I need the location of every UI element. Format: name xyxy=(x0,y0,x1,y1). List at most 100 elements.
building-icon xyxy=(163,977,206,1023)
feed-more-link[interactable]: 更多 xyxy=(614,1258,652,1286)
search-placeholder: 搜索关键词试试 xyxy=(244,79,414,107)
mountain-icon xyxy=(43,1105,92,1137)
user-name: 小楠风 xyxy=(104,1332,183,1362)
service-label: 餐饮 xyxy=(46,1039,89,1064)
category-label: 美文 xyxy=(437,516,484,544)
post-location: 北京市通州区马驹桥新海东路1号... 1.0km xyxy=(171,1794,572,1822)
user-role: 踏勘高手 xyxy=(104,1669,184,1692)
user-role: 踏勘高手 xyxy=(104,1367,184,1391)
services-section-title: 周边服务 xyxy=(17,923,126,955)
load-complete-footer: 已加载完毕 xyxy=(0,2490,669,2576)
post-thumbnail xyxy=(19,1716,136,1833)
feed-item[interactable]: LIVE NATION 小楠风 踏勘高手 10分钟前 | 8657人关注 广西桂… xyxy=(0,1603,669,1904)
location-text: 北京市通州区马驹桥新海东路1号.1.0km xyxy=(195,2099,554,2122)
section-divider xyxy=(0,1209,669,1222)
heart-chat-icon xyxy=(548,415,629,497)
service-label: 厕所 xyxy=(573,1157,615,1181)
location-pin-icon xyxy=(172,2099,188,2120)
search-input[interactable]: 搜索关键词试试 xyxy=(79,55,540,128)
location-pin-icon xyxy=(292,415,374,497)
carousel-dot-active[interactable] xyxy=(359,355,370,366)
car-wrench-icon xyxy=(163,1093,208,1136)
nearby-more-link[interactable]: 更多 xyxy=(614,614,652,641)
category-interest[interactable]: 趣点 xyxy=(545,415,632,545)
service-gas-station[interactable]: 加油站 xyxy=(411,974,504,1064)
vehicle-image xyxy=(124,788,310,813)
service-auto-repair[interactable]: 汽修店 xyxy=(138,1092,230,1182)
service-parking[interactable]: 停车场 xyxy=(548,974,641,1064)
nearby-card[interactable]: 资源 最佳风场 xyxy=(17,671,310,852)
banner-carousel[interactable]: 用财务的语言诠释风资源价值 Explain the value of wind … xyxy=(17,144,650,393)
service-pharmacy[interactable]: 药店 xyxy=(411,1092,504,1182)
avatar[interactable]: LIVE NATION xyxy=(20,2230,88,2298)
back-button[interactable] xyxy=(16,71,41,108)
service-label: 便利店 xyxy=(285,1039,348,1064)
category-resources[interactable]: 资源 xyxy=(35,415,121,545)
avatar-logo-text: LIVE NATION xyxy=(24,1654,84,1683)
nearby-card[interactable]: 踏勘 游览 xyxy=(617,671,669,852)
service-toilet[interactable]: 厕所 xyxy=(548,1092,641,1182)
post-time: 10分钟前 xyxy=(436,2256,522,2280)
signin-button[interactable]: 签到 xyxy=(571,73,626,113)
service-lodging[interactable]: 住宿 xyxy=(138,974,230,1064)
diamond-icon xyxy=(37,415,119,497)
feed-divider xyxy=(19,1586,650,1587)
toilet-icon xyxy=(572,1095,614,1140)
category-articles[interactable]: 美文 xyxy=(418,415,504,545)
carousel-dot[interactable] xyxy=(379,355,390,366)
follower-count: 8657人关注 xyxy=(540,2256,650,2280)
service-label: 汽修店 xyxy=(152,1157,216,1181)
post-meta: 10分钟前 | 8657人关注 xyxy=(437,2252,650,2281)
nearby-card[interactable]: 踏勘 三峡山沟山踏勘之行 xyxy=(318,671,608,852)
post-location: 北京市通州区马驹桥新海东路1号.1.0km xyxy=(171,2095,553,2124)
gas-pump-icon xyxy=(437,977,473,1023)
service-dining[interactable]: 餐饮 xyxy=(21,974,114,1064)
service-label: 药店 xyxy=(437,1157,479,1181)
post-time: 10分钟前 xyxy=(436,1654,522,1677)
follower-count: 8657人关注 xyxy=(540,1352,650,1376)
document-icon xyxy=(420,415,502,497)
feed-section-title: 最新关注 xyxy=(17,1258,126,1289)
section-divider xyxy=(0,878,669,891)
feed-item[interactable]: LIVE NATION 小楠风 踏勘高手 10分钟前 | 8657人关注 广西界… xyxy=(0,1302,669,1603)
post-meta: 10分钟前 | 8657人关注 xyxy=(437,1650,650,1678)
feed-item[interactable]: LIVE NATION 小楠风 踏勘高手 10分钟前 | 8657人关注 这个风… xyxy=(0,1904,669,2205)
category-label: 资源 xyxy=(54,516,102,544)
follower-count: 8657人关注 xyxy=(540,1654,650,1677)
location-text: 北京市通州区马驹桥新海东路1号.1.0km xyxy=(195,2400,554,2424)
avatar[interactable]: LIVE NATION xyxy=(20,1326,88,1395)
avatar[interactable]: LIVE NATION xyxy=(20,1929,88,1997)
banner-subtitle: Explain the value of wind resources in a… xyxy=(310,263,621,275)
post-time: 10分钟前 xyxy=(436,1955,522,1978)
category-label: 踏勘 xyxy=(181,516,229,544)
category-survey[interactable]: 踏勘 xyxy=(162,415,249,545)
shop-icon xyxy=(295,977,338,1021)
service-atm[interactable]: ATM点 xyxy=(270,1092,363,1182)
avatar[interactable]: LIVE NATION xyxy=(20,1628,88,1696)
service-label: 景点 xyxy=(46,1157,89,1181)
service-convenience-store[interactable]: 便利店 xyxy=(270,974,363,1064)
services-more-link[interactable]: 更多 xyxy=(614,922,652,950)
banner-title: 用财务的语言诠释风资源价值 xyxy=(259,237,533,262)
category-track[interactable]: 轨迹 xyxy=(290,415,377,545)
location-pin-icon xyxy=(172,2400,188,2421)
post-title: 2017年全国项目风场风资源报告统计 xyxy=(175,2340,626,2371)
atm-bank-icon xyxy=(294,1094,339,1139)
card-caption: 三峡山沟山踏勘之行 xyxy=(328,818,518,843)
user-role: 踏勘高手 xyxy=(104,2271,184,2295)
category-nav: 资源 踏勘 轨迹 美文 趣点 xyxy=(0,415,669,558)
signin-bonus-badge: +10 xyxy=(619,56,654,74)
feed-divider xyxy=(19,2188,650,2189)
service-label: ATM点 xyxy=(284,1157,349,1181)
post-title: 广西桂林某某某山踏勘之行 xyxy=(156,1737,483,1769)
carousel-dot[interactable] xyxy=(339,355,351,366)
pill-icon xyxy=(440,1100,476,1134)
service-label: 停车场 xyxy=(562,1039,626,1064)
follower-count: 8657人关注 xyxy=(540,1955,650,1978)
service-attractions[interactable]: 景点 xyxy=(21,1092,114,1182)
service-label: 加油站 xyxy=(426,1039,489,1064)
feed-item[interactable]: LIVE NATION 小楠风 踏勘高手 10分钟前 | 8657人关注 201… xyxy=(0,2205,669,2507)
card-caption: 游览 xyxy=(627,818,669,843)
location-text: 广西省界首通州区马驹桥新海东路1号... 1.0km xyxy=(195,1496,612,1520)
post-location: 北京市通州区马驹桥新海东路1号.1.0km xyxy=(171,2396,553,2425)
####
**Set problem:**
Arrange the lines of the entries, from the first line through the line containing "category-label: 美文 xyxy=(437,516,484,544)", both included, as a Markdown table with the columns Row and Entry. Number each row and leave out any blank lines.

**Expected answer:**
| Row | Entry |
|---|---|
| 1 | I need the location of every UI element. Format: name xyxy=(x0,y0,x1,y1). List at most 100 elements. |
| 2 | building-icon xyxy=(163,977,206,1023) |
| 3 | feed-more-link[interactable]: 更多 xyxy=(614,1258,652,1286) |
| 4 | search-placeholder: 搜索关键词试试 xyxy=(244,79,414,107) |
| 5 | mountain-icon xyxy=(43,1105,92,1137) |
| 6 | user-name: 小楠风 xyxy=(104,1332,183,1362) |
| 7 | service-label: 餐饮 xyxy=(46,1039,89,1064) |
| 8 | category-label: 美文 xyxy=(437,516,484,544) |